[Exercise goal]: Please filter the data down to the lines that include the word "with" and copy them.

[Supplied records]:
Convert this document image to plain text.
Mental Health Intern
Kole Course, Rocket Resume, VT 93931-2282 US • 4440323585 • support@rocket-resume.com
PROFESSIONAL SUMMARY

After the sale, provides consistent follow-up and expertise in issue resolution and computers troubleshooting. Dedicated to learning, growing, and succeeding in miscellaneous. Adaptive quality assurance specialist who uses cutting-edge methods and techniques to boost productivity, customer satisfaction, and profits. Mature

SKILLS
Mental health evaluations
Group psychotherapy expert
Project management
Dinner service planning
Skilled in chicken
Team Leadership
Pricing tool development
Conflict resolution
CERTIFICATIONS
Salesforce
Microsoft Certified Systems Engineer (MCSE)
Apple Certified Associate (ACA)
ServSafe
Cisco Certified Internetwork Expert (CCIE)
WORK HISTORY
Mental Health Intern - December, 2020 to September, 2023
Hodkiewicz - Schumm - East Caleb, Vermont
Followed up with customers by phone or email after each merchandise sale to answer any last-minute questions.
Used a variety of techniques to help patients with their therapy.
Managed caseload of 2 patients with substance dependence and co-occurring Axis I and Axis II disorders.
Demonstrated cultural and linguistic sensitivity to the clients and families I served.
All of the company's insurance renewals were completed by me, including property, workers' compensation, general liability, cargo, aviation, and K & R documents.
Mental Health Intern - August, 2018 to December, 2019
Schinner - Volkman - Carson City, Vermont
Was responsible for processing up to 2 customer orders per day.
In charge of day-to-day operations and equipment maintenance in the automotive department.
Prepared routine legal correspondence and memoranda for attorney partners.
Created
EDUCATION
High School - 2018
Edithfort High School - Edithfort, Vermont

[Answer area]:
Followed up with customers by phone or email after each merchandise sale to answer any last-minute questions.
Used a variety of techniques to help patients with their therapy.
Managed caseload of 2 patients with substance dependence and co-occurring Axis I and Axis II disorders.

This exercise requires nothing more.